### Énoncé du problème
Recopiez mot pour mot l'intégralité du texte sur les usages liturgiques qui figure ci-dessous.

### Texte donné
☆ ☆ ☆ ☆ ☆ ☆ ☆

4- Le diacre apporte le livre des Evangiles
en procession, lit la leçon évangélique devant
le peuple, et le peuple répond : Gloire à Dieu Tout-Puissant.
5- Le diacre impose le silence au début
de la liturgie par la formule "Faites silence".
6- Le prêtre, pendant l'anamnèse,
bénit les saints dons avec un signe de Croix aux paroles "...rendit
grâces, le bénit, le rompit ..." (ce détail
donne une double précision : il permet de connaître le
geste, et confirme le texte employé pour l'anamnèse).
7- Tous les fidèles montent à l'autel pour la communion
sous les deux espèces. « Un ambassadeur du nom d’Oppila
vint des Espagnes, il apporta beaucoup de présents au roi Chilpéric.
Le roi des Espagnols craignait, en effet que Childebert ne mobilise
une armée pour venger l’injure faite à sa sœur,
parce que Liuvigild, ayant arrêté son fils Herménégild
qui avait épousé la sœur du roi Childebert, l’avait
relégué dans une prison et abandonné ladite femme
avec les Grecs. Or comme cet ambassadeur était arrivé
à Tours, le Saint Jour de Pâques (2 Avril), nous le questionnâmes
pour savoir s’il était de notre religion. Il répondit
lui-même qu’il croyait ce que croient les catholiques. Ensuite
il se rendit avec nous à l’église et suivit les
solennités de la messe ; mais il n’échangea pas
le baiser de paix avec les nôtres et ne monta pas à l’autel
pour communier au saint sacrifice. On s’aperçut alors qu’il
y avait eu erreur lorsqu’il avait dit qu’il était
catholique. Néanmoins il assista au repas auquel il était
invité et comme je lui demandais avec sollicitude ce qu’il
croyait, il répondit : « Je crois que le Père, le
Fils et le Saint Esprit ont une même puissance ». Je lui
répondis : « Si tu crois cela, comme tu l’affirmes,
quel motif t’empêche de participer par la communion aux
sacrifices que nous offrons à Dieu ? » Et lui répliqua
: « C’est parce que vous ne répondez pas correctement
au Gloria, car nous, nous disons conformément à l’apôtre
Paul : « Gloire à Dieu par le Fils ». Mais vous dites
: « Gloire au Père et au Fils et au Saint Esprit »

☆ ☆ ☆ ☆ ☆ ☆ ☆

### Entrées affichées
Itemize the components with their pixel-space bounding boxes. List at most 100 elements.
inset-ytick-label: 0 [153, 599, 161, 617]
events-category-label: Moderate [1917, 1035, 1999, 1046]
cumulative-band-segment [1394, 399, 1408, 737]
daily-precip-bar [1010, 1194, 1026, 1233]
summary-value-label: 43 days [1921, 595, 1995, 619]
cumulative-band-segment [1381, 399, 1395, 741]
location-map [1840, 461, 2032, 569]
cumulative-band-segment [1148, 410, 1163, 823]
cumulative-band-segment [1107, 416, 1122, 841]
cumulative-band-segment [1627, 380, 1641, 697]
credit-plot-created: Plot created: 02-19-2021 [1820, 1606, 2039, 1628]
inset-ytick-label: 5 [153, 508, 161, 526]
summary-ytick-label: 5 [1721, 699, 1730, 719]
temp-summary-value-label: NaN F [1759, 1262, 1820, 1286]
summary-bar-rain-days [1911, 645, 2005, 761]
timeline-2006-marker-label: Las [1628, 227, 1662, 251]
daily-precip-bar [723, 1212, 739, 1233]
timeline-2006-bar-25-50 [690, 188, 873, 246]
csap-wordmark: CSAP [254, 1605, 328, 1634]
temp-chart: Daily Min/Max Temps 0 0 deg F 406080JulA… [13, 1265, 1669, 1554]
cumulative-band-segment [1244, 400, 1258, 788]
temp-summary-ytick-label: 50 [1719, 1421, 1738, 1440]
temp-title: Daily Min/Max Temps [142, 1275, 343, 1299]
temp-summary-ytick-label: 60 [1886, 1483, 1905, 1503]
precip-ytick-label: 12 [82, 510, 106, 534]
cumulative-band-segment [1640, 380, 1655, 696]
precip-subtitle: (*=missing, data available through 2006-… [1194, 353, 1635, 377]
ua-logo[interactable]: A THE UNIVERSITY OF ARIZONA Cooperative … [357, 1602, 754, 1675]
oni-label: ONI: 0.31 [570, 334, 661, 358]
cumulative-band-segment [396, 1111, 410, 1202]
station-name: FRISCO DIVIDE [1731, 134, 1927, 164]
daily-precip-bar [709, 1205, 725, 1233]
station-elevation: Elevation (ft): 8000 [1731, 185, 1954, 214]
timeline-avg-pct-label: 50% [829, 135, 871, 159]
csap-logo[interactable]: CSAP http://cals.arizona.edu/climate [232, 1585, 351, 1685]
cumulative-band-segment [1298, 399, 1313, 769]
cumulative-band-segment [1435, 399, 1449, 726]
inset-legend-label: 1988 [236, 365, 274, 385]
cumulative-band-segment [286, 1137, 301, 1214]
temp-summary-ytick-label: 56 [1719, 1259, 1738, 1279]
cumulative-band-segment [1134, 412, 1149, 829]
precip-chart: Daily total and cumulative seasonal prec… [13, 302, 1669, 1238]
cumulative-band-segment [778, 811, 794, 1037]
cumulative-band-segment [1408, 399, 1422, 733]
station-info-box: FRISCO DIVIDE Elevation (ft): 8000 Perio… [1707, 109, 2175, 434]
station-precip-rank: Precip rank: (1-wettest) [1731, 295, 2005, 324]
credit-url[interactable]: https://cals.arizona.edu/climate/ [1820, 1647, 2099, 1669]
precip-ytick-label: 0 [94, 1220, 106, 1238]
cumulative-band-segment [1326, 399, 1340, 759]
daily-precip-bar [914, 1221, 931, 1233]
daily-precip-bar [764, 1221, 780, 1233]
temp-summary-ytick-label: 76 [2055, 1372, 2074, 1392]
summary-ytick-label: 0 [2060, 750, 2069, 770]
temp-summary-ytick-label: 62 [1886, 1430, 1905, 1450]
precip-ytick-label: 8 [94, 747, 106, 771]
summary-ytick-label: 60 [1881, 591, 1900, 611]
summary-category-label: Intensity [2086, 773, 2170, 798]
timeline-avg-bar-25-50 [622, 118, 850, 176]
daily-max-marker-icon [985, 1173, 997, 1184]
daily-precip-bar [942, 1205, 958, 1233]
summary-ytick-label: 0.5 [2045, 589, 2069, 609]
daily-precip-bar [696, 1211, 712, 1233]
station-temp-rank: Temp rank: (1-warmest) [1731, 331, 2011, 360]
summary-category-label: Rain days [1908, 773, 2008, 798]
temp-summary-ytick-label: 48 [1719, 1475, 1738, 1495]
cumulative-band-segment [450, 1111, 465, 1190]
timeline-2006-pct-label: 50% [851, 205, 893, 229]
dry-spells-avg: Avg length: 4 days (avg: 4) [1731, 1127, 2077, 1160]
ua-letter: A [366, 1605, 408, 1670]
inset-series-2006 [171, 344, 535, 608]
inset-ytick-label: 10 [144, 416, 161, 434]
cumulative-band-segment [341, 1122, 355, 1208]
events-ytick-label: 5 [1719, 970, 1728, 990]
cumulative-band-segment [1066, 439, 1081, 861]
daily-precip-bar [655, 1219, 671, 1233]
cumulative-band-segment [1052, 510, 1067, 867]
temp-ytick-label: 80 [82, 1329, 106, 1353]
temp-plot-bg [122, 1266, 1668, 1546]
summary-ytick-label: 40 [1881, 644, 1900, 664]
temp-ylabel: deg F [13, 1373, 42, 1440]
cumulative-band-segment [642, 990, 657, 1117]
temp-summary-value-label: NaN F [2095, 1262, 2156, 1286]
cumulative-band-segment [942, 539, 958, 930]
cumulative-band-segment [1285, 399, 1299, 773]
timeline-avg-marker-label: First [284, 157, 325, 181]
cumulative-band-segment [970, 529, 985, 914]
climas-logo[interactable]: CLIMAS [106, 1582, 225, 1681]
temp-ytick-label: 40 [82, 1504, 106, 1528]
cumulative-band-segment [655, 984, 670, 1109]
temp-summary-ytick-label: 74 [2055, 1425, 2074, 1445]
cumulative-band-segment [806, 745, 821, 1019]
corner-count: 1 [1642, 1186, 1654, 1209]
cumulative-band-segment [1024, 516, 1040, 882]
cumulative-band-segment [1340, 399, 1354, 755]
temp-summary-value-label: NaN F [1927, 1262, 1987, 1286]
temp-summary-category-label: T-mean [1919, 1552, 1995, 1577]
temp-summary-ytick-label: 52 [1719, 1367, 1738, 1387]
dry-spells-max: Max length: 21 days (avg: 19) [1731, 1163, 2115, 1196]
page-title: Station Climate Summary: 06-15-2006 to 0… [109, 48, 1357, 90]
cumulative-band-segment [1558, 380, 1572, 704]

☆ ☆ ☆ ☆ ☆ ☆ ☆

### Solution rédigée
4- Le diacre apporte le livre des Evangiles
en procession, lit la leçon évangélique devant
le peuple, et le peuple répond : Gloire à Dieu Tout-Puissant.
5- Le diacre impose le silence au début
de la liturgie par la formule "Faites silence".
6- Le prêtre, pendant l'anamnèse,
bénit les saints dons avec un signe de Croix aux paroles "...rendit
grâces, le bénit, le rompit ..." (ce détail
donne une double précision : il permet de connaître le
geste, et confirme le texte employé pour l'anamnèse).
7- Tous les fidèles montent à l'autel pour la communion
sous les deux espèces. « Un ambassadeur du nom d’Oppila
vint des Espagnes, il apporta beaucoup de présents au roi Chilpéric.
Le roi des Espagnols craignait, en effet que Childebert ne mobilise
une armée pour venger l’injure faite à sa sœur,
parce que Liuvigild, ayant arrêté son fils Herménégild
qui avait épousé la sœur du roi Childebert, l’avait
relégué dans une prison et abandonné ladite femme
avec les Grecs. Or comme cet ambassadeur était arrivé
à Tours, le Saint Jour de Pâques (2 Avril), nous le questionnâmes
pour savoir s’il était de notre religion. Il répondit
lui-même qu’il croyait ce que croient les catholiques. Ensuite
il se rendit avec nous à l’église et suivit les
solennités de la messe ; mais il n’échangea pas
le baiser de paix avec les nôtres et ne monta pas à l’autel
pour communier au saint sacrifice. On s’aperçut alors qu’il
y avait eu erreur lorsqu’il avait dit qu’il était
catholique. Néanmoins il assista au repas auquel il était
invité et comme je lui demandais avec sollicitude ce qu’il
croyait, il répondit : « Je crois que le Père, le
Fils et le Saint Esprit ont une même puissance ». Je lui
répondis : « Si tu crois cela, comme tu l’affirmes,
quel motif t’empêche de participer par la communion aux
sacrifices que nous offrons à Dieu ? » Et lui répliqua
: « C’est parce que vous ne répondez pas correctement
au Gloria, car nous, nous disons conformément à l’apôtre
Paul : « Gloire à Dieu par le Fils ». Mais vous dites
: « Gloire au Père et au Fils et au Saint Esprit »